:: What you are asked to do ::
Copy every record exactly, and keep the pictures out.

:: Input ::
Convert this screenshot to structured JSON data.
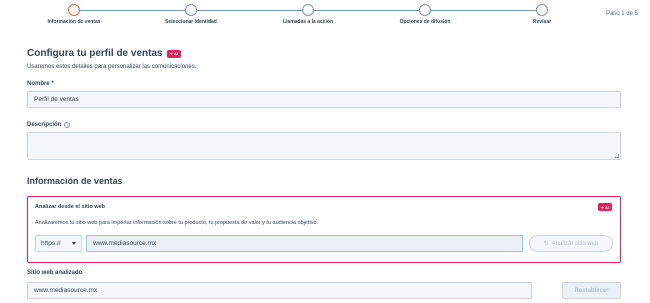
{
  "stepper": {
    "steps": [
      {
        "label": "Información de ventas"
      },
      {
        "label": "Seleccionar identidad"
      },
      {
        "label": "Llamadas a la acción"
      },
      {
        "label": "Opciones de difusión"
      },
      {
        "label": "Revisar"
      }
    ],
    "active_step": 1,
    "counter": "Paso 1 de 5"
  },
  "profile": {
    "title": "Configura tu perfil de ventas",
    "ai_badge": "AI",
    "subtitle": "Usaremos estos detalles para personalizar las comunicaciones.",
    "name_label": "Nombre *",
    "name_value": "Perfil de ventas",
    "description_label": "Descripción",
    "description_value": ""
  },
  "sales_info": {
    "title": "Información de ventas",
    "analyze": {
      "title": "Analizar desde el sitio web",
      "ai_badge": "AI",
      "description": "Analizaremos tu sitio web para importar información sobre tu producto, tu propuesta de valor y tu audiencia objetivo.",
      "protocol": "https://",
      "url_value": "www.mediasource.mx",
      "button_label": "Analizar sitio web"
    },
    "analyzed_label": "Sitio web analizado",
    "analyzed_value": "www.mediasource.mx",
    "reset_label": "Restablecer"
  },
  "colors": {
    "accent": "#ff5c35",
    "ai": "#e5215b",
    "text": "#33475b"
  }
}
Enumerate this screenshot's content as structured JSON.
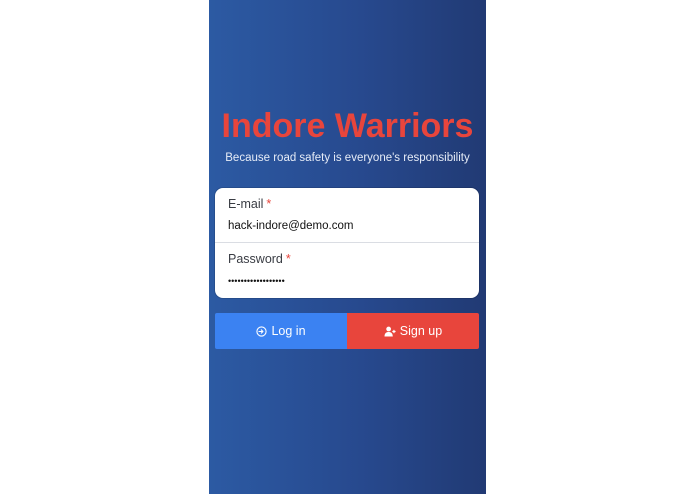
{
  "app": {
    "title": "Indore Warriors",
    "tagline": "Because road safety is everyone's responsibility"
  },
  "form": {
    "email": {
      "label": "E-mail",
      "required_mark": "*",
      "value": "hack-indore@demo.com"
    },
    "password": {
      "label": "Password",
      "required_mark": "*",
      "value": "hackindore2018demo"
    }
  },
  "actions": {
    "login_label": "Log in",
    "login_icon": "sign-in-icon",
    "signup_label": "Sign up",
    "signup_icon": "user-plus-icon"
  },
  "colors": {
    "brand_red": "#e8453c",
    "primary_blue": "#3b82f2",
    "panel_blue": "#27498e"
  }
}
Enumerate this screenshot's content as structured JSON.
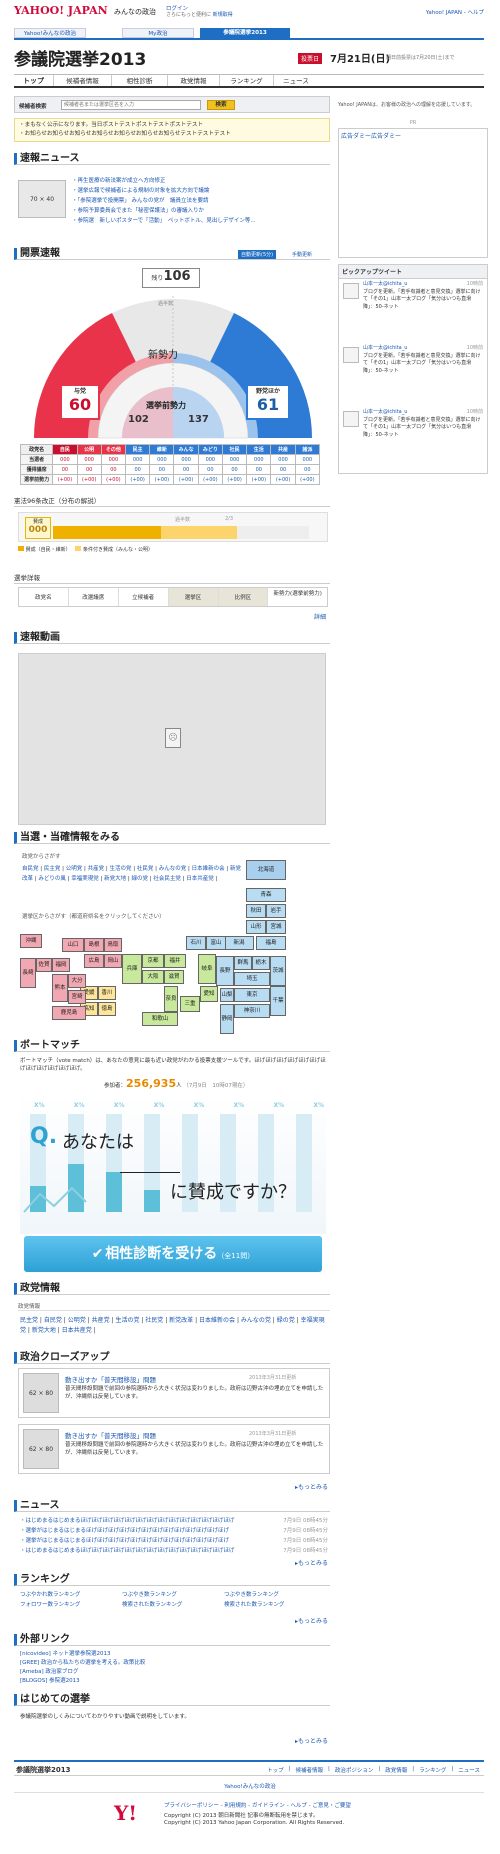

:: Solution ::
Convert this screenshot to structured JSON data.
{
  "stepper": {
    "steps": [
      {
        "label": "Información de ventas"
      },
      {
        "label": "Seleccionar identidad"
      },
      {
        "label": "Llamadas a la acción"
      },
      {
        "label": "Opciones de difusión"
      },
      {
        "label": "Revisar"
      }
    ],
    "active_step": 1,
    "counter": "Paso 1 de 5"
  },
  "profile": {
    "title": "Configura tu perfil de ventas",
    "ai_badge": "AI",
    "subtitle": "Usaremos estos detalles para personalizar las comunicaciones.",
    "name_label": "Nombre *",
    "name_value": "Perfil de ventas",
    "description_label": "Descripción",
    "description_value": ""
  },
  "sales_info": {
    "title": "Información de ventas",
    "analyze": {
      "title": "Analizar desde el sitio web",
      "ai_badge": "AI",
      "description": "Analizaremos tu sitio web para importar información sobre tu producto, tu propuesta de valor y tu audiencia objetivo.",
      "protocol": "https://",
      "url_value": "www.mediasource.mx",
      "button_label": "Analizar sitio web"
    },
    "analyzed_label": "Sitio web analizado",
    "analyzed_value": "www.mediasource.mx",
    "reset_label": "Restablecer"
  },
  "colors": {
    "accent": "#ff5c35",
    "ai": "#e5215b",
    "text": "#33475b"
  }
}
Enumerate this screenshot's content as structured JSON.
{
  "app": {
    "title": "Indore Warriors",
    "tagline": "Because road safety is everyone's responsibility"
  },
  "form": {
    "email": {
      "label": "E-mail",
      "required_mark": "*",
      "value": "hack-indore@demo.com"
    },
    "password": {
      "label": "Password",
      "required_mark": "*",
      "value": "hackindore2018demo"
    }
  },
  "actions": {
    "login_label": "Log in",
    "login_icon": "sign-in-icon",
    "signup_label": "Sign up",
    "signup_icon": "user-plus-icon"
  },
  "colors": {
    "brand_red": "#e8453c",
    "primary_blue": "#3b82f2",
    "panel_blue": "#27498e"
  }
}
Enumerate this screenshot's content as structured JSON.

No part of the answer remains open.